__PROBLEM STATEMENT__
Each line of the listing must be transcribed exactly, except for the images, which should be excluded.

Source data:
====

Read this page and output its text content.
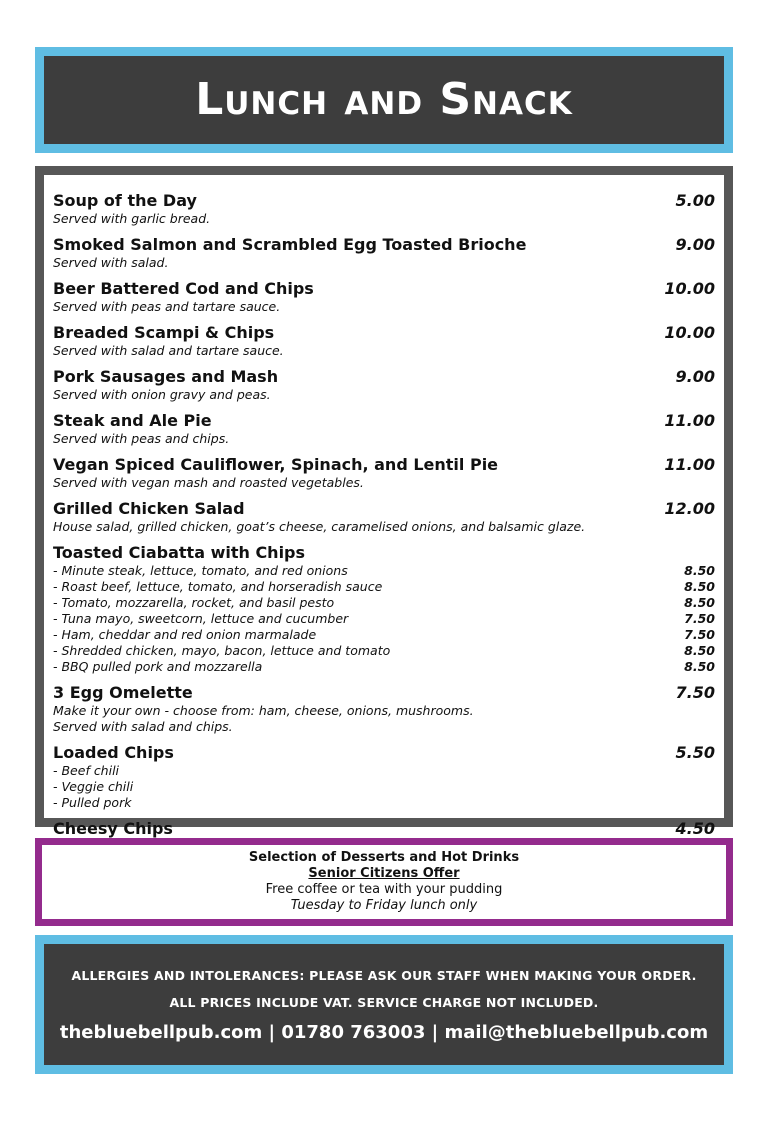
Lunch and Snack
Soup of the Day	5.00
Served with garlic bread.
Smoked Salmon and Scrambled Egg Toasted Brioche	9.00
Served with salad.
Beer Battered Cod and Chips	10.00
Served with peas and tartare sauce.
Breaded Scampi & Chips	10.00
Served with salad and tartare sauce.
Pork Sausages and Mash	9.00
Served with onion gravy and peas.
Steak and Ale Pie	11.00
Served with peas and chips.
Vegan Spiced Cauliflower, Spinach, and Lentil Pie	11.00
Served with vegan mash and roasted vegetables.
Grilled Chicken Salad	12.00
House salad, grilled chicken, goat’s cheese, caramelised onions, and balsamic glaze.
Toasted Ciabatta with Chips
- Minute steak, lettuce, tomato, and red onions	8.50
- Roast beef, lettuce, tomato, and horseradish sauce	8.50
- Tomato, mozzarella, rocket, and basil pesto	8.50
- Tuna mayo, sweetcorn, lettuce and cucumber	7.50
- Ham, cheddar and red onion marmalade	7.50
- Shredded chicken, mayo, bacon, lettuce and tomato	8.50
- BBQ pulled pork and mozzarella	8.50
3 Egg Omelette	7.50
Make it your own - choose from: ham, cheese, onions, mushrooms.
Served with salad and chips.
Loaded Chips	5.50
- Beef chili
- Veggie chili
- Pulled pork
Cheesy Chips	4.50
Selection of Desserts and Hot Drinks
Senior Citizens Offer
Free coffee or tea with your pudding
Tuesday to Friday lunch only
ALLERGIES AND INTOLERANCES: PLEASE ASK OUR STAFF WHEN MAKING YOUR ORDER.
ALL PRICES INCLUDE VAT. SERVICE CHARGE NOT INCLUDED.
thebluebellpub.com | 01780 763003 | mail@thebluebellpub.com
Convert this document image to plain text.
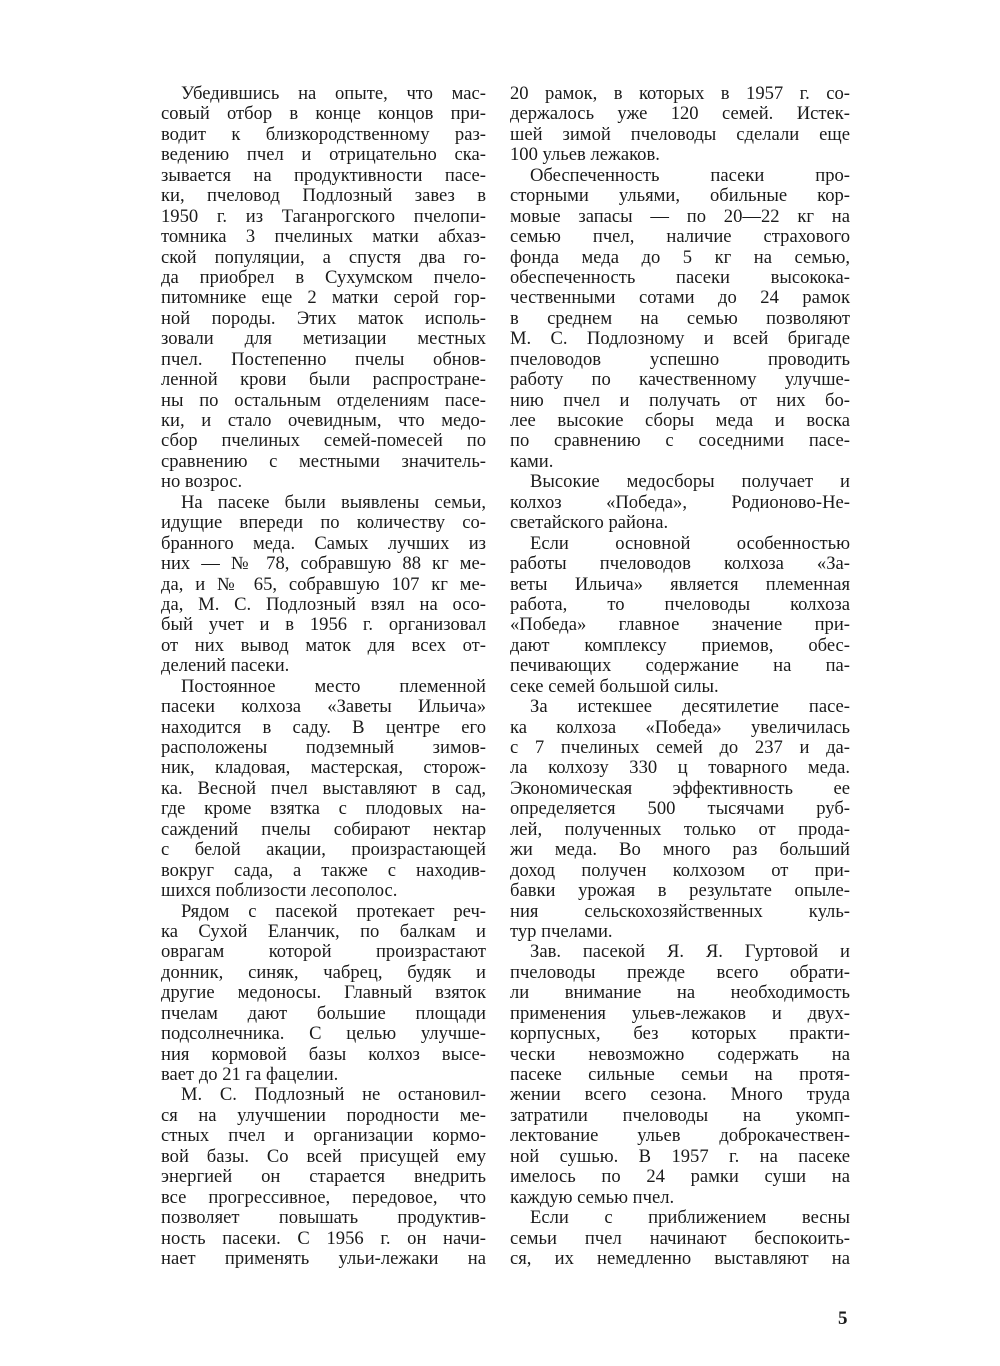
Убедившись на опыте, что мас-
совый отбор в конце концов при-
водит к близкородственному раз-
ведению пчел и отрицательно ска-
зывается на продуктивности пасе-
ки, пчеловод Подлозный завез в
1950 г. из Таганрогского пчелопи-
томника 3 пчелиных матки абхаз-
ской популяции, а спустя два го-
да приобрел в Сухумском пчело-
питомнике еще 2 матки серой гор-
ной породы. Этих маток исполь-
зовали для метизации местных
пчел. Постепенно пчелы обнов-
ленной крови были распростране-
ны по остальным отделениям пасе-
ки, и стало очевидным, что медо-
сбор пчелиных семей-помесей по
сравнению с местными значитель-
но возрос.
На пасеке были выявлены семьи,
идущие впереди по количеству со-
бранного меда. Самых лучших из
них — № 78, собравшую 88 кг ме-
да, и № 65, собравшую 107 кг ме-
да, М. С. Подлозный взял на осо-
бый учет и в 1956 г. организовал
от них вывод маток для всех от-
делений пасеки.
Постоянное место племенной
пасеки колхоза «Заветы Ильича»
находится в саду. В центре его
расположены подземный зимов-
ник, кладовая, мастерская, сторож-
ка. Весной пчел выставляют в сад,
где кроме взятка с плодовых на-
саждений пчелы собирают нектар
с белой акации, произрастающей
вокруг сада, а также с находив-
шихся поблизости лесополос.
Рядом с пасекой протекает реч-
ка Сухой Еланчик, по балкам и
оврагам которой произрастают
донник, синяк, чабрец, будяк и
другие медоносы. Главный взяток
пчелам дают большие площади
подсолнечника. С целью улучше-
ния кормовой базы колхоз высе-
вает до 21 га фацелии.
М. С. Подлозный не остановил-
ся на улучшении породности ме-
стных пчел и организации кормо-
вой базы. Со всей присущей ему
энергией он старается внедрить
все прогрессивное, передовое, что
позволяет повышать продуктив-
ность пасеки. С 1956 г. он начи-
нает применять ульи-лежаки на
20 рамок, в которых в 1957 г. со-
держалось уже 120 семей. Истек-
шей зимой пчеловоды сделали еще
100 ульев лежаков.
Обеспеченность пасеки про-
сторными ульями, обильные кор-
мовые запасы — по 20—22 кг на
семью пчел, наличие страхового
фонда меда до 5 кг на семью,
обеспеченность пасеки высокока-
чественными сотами до 24 рамок
в среднем на семью позволяют
М. С. Подлозному и всей бригаде
пчеловодов успешно проводить
работу по качественному улучше-
нию пчел и получать от них бо-
лее высокие сборы меда и воска
по сравнению с соседними пасе-
ками.
Высокие медосборы получает и
колхоз «Победа», Родионово-Не-
светайского района.
Если основной особенностью
работы пчеловодов колхоза «За-
веты Ильича» является племенная
работа, то пчеловоды колхоза
«Победа» главное значение при-
дают комплексу приемов, обес-
печивающих содержание на па-
секе семей большой силы.
За истекшее десятилетие пасе-
ка колхоза «Победа» увеличилась
с 7 пчелиных семей до 237 и да-
ла колхозу 330 ц товарного меда.
Экономическая эффективность ее
определяется 500 тысячами руб-
лей, полученных только от прода-
жи меда. Во много раз больший
доход получен колхозом от при-
бавки урожая в результате опыле-
ния сельскохозяйственных куль-
тур пчелами.
Зав. пасекой Я. Я. Гуртовой и
пчеловоды прежде всего обрати-
ли внимание на необходимость
применения ульев-лежаков и двух-
корпусных, без которых практи-
чески невозможно содержать на
пасеке сильные семьи на протя-
жении всего сезона. Много труда
затратили пчеловоды на укомп-
лектование ульев доброкачествен-
ной сушью. В 1957 г. на пасеке
имелось по 24 рамки суши на
каждую семью пчел.
Если с приближением весны
семьи пчел начинают беспокоить-
ся, их немедленно выставляют на
5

====

__ANSWER FOR THIS EXERCISE__
Read this page and output its text content.
Lunch and Snack
Soup of the Day	5.00
Served with garlic bread.
Smoked Salmon and Scrambled Egg Toasted Brioche	9.00
Served with salad.
Beer Battered Cod and Chips	10.00
Served with peas and tartare sauce.
Breaded Scampi & Chips	10.00
Served with salad and tartare sauce.
Pork Sausages and Mash	9.00
Served with onion gravy and peas.
Steak and Ale Pie	11.00
Served with peas and chips.
Vegan Spiced Cauliflower, Spinach, and Lentil Pie	11.00
Served with vegan mash and roasted vegetables.
Grilled Chicken Salad	12.00
House salad, grilled chicken, goat’s cheese, caramelised onions, and balsamic glaze.
Toasted Ciabatta with Chips
- Minute steak, lettuce, tomato, and red onions	8.50
- Roast beef, lettuce, tomato, and horseradish sauce	8.50
- Tomato, mozzarella, rocket, and basil pesto	8.50
- Tuna mayo, sweetcorn, lettuce and cucumber	7.50
- Ham, cheddar and red onion marmalade	7.50
- Shredded chicken, mayo, bacon, lettuce and tomato	8.50
- BBQ pulled pork and mozzarella	8.50
3 Egg Omelette	7.50
Make it your own - choose from: ham, cheese, onions, mushrooms.
Served with salad and chips.
Loaded Chips	5.50
- Beef chili
- Veggie chili
- Pulled pork
Cheesy Chips	4.50
Selection of Desserts and Hot Drinks
Senior Citizens Offer
Free coffee or tea with your pudding
Tuesday to Friday lunch only
ALLERGIES AND INTOLERANCES: PLEASE ASK OUR STAFF WHEN MAKING YOUR ORDER.
ALL PRICES INCLUDE VAT. SERVICE CHARGE NOT INCLUDED.
thebluebellpub.com | 01780 763003 | mail@thebluebellpub.com
Convert this document image to plain text.
Убедившись на опыте, что мас-
совый отбор в конце концов при-
водит к близкородственному раз-
ведению пчел и отрицательно ска-
зывается на продуктивности пасе-
ки, пчеловод Подлозный завез в
1950 г. из Таганрогского пчелопи-
томника 3 пчелиных матки абхаз-
ской популяции, а спустя два го-
да приобрел в Сухумском пчело-
питомнике еще 2 матки серой гор-
ной породы. Этих маток исполь-
зовали для метизации местных
пчел. Постепенно пчелы обнов-
ленной крови были распростране-
ны по остальным отделениям пасе-
ки, и стало очевидным, что медо-
сбор пчелиных семей-помесей по
сравнению с местными значитель-
но возрос.
На пасеке были выявлены семьи,
идущие впереди по количеству со-
бранного меда. Самых лучших из
них — № 78, собравшую 88 кг ме-
да, и № 65, собравшую 107 кг ме-
да, М. С. Подлозный взял на осо-
бый учет и в 1956 г. организовал
от них вывод маток для всех от-
делений пасеки.
Постоянное место племенной
пасеки колхоза «Заветы Ильича»
находится в саду. В центре его
расположены подземный зимов-
ник, кладовая, мастерская, сторож-
ка. Весной пчел выставляют в сад,
где кроме взятка с плодовых на-
саждений пчелы собирают нектар
с белой акации, произрастающей
вокруг сада, а также с находив-
шихся поблизости лесополос.
Рядом с пасекой протекает реч-
ка Сухой Еланчик, по балкам и
оврагам которой произрастают
донник, синяк, чабрец, будяк и
другие медоносы. Главный взяток
пчелам дают большие площади
подсолнечника. С целью улучше-
ния кормовой базы колхоз высе-
вает до 21 га фацелии.
М. С. Подлозный не остановил-
ся на улучшении породности ме-
стных пчел и организации кормо-
вой базы. Со всей присущей ему
энергией он старается внедрить
все прогрессивное, передовое, что
позволяет повышать продуктив-
ность пасеки. С 1956 г. он начи-
нает применять ульи-лежаки на
20 рамок, в которых в 1957 г. со-
держалось уже 120 семей. Истек-
шей зимой пчеловоды сделали еще
100 ульев лежаков.
Обеспеченность пасеки про-
сторными ульями, обильные кор-
мовые запасы — по 20—22 кг на
семью пчел, наличие страхового
фонда меда до 5 кг на семью,
обеспеченность пасеки высокока-
чественными сотами до 24 рамок
в среднем на семью позволяют
М. С. Подлозному и всей бригаде
пчеловодов успешно проводить
работу по качественному улучше-
нию пчел и получать от них бо-
лее высокие сборы меда и воска
по сравнению с соседними пасе-
ками.
Высокие медосборы получает и
колхоз «Победа», Родионово-Не-
светайского района.
Если основной особенностью
работы пчеловодов колхоза «За-
веты Ильича» является племенная
работа, то пчеловоды колхоза
«Победа» главное значение при-
дают комплексу приемов, обес-
печивающих содержание на па-
секе семей большой силы.
За истекшее десятилетие пасе-
ка колхоза «Победа» увеличилась
с 7 пчелиных семей до 237 и да-
ла колхозу 330 ц товарного меда.
Экономическая эффективность ее
определяется 500 тысячами руб-
лей, полученных только от прода-
жи меда. Во много раз больший
доход получен колхозом от при-
бавки урожая в результате опыле-
ния сельскохозяйственных куль-
тур пчелами.
Зав. пасекой Я. Я. Гуртовой и
пчеловоды прежде всего обрати-
ли внимание на необходимость
применения ульев-лежаков и двух-
корпусных, без которых практи-
чески невозможно содержать на
пасеке сильные семьи на протя-
жении всего сезона. Много труда
затратили пчеловоды на укомп-
лектование ульев доброкачествен-
ной сушью. В 1957 г. на пасеке
имелось по 24 рамки суши на
каждую семью пчел.
Если с приближением весны
семьи пчел начинают беспокоить-
ся, их немедленно выставляют на
5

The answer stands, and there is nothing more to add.